■ DESCRIPTION OF THE TASK ■
Your job is to restate each entry word for word.

■ RECORDS PROVIDED ■
#####
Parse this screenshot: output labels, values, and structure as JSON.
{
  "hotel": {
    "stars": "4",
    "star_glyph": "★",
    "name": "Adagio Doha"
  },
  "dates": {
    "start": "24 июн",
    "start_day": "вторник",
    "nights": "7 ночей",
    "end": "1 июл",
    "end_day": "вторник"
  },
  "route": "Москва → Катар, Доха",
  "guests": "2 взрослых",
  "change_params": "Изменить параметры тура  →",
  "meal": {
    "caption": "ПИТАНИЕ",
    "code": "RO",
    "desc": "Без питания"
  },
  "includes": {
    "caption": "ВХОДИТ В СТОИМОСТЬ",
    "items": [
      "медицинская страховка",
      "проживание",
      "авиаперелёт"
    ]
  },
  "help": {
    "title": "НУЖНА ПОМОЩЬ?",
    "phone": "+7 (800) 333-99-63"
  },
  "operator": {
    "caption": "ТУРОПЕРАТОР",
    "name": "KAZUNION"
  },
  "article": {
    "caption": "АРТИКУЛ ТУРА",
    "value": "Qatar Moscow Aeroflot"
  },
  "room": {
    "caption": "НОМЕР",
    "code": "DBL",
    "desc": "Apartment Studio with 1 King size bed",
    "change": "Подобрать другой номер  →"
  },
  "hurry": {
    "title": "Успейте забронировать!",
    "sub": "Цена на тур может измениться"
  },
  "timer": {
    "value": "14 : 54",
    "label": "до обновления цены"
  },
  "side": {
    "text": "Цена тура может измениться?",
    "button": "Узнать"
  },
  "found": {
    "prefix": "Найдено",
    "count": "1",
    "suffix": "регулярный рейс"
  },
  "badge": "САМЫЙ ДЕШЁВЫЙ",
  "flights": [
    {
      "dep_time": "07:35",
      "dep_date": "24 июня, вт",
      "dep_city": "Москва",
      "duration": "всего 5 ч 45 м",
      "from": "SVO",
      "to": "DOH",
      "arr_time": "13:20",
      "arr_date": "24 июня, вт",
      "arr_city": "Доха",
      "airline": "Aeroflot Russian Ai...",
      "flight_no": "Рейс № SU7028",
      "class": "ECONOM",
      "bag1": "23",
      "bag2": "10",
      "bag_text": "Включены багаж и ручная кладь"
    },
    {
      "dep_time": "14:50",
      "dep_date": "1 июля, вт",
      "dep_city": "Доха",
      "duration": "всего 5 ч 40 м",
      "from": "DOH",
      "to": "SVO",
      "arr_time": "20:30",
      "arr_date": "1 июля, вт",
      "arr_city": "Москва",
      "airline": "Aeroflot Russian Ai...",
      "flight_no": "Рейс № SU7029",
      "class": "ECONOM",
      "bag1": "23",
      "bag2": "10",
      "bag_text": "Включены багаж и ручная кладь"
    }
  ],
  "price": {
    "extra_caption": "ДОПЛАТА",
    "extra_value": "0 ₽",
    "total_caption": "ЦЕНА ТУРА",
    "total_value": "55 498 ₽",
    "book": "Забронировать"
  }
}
#####
■ RESULT ■
Parse this screenshot: output labels, values, and structure as JSON.
{
  "hotel": {
    "stars": "4",
    "star_glyph": "★",
    "name": "Adagio Doha"
  },
  "dates": {
    "start": "24 июн",
    "start_day": "вторник",
    "nights": "7 ночей",
    "end": "1 июл",
    "end_day": "вторник"
  },
  "route": "Москва → Катар, Доха",
  "guests": "2 взрослых",
  "change_params": "Изменить параметры тура  →",
  "meal": {
    "caption": "ПИТАНИЕ",
    "code": "RO",
    "desc": "Без питания"
  },
  "includes": {
    "caption": "ВХОДИТ В СТОИМОСТЬ",
    "items": [
      "медицинская страховка",
      "проживание",
      "авиаперелёт"
    ]
  },
  "help": {
    "title": "НУЖНА ПОМОЩЬ?",
    "phone": "+7 (800) 333-99-63"
  },
  "operator": {
    "caption": "ТУРОПЕРАТОР",
    "name": "KAZUNION"
  },
  "article": {
    "caption": "АРТИКУЛ ТУРА",
    "value": "Qatar Moscow Aeroflot"
  },
  "room": {
    "caption": "НОМЕР",
    "code": "DBL",
    "desc": "Apartment Studio with 1 King size bed",
    "change": "Подобрать другой номер  →"
  },
  "hurry": {
    "title": "Успейте забронировать!",
    "sub": "Цена на тур может измениться"
  },
  "timer": {
    "value": "14 : 54",
    "label": "до обновления цены"
  },
  "side": {
    "text": "Цена тура может измениться?",
    "button": "Узнать"
  },
  "found": {
    "prefix": "Найдено",
    "count": "1",
    "suffix": "регулярный рейс"
  },
  "badge": "САМЫЙ ДЕШЁВЫЙ",
  "flights": [
    {
      "dep_time": "07:35",
      "dep_date": "24 июня, вт",
      "dep_city": "Москва",
      "duration": "всего 5 ч 45 м",
      "from": "SVO",
      "to": "DOH",
      "arr_time": "13:20",
      "arr_date": "24 июня, вт",
      "arr_city": "Доха",
      "airline": "Aeroflot Russian Ai...",
      "flight_no": "Рейс № SU7028",
      "class": "ECONOM",
      "bag1": "23",
      "bag2": "10",
      "bag_text": "Включены багаж и ручная кладь"
    },
    {
      "dep_time": "14:50",
      "dep_date": "1 июля, вт",
      "dep_city": "Доха",
      "duration": "всего 5 ч 40 м",
      "from": "DOH",
      "to": "SVO",
      "arr_time": "20:30",
      "arr_date": "1 июля, вт",
      "arr_city": "Москва",
      "airline": "Aeroflot Russian Ai...",
      "flight_no": "Рейс № SU7029",
      "class": "ECONOM",
      "bag1": "23",
      "bag2": "10",
      "bag_text": "Включены багаж и ручная кладь"
    }
  ],
  "price": {
    "extra_caption": "ДОПЛАТА",
    "extra_value": "0 ₽",
    "total_caption": "ЦЕНА ТУРА",
    "total_value": "55 498 ₽",
    "book": "Забронировать"
  }
}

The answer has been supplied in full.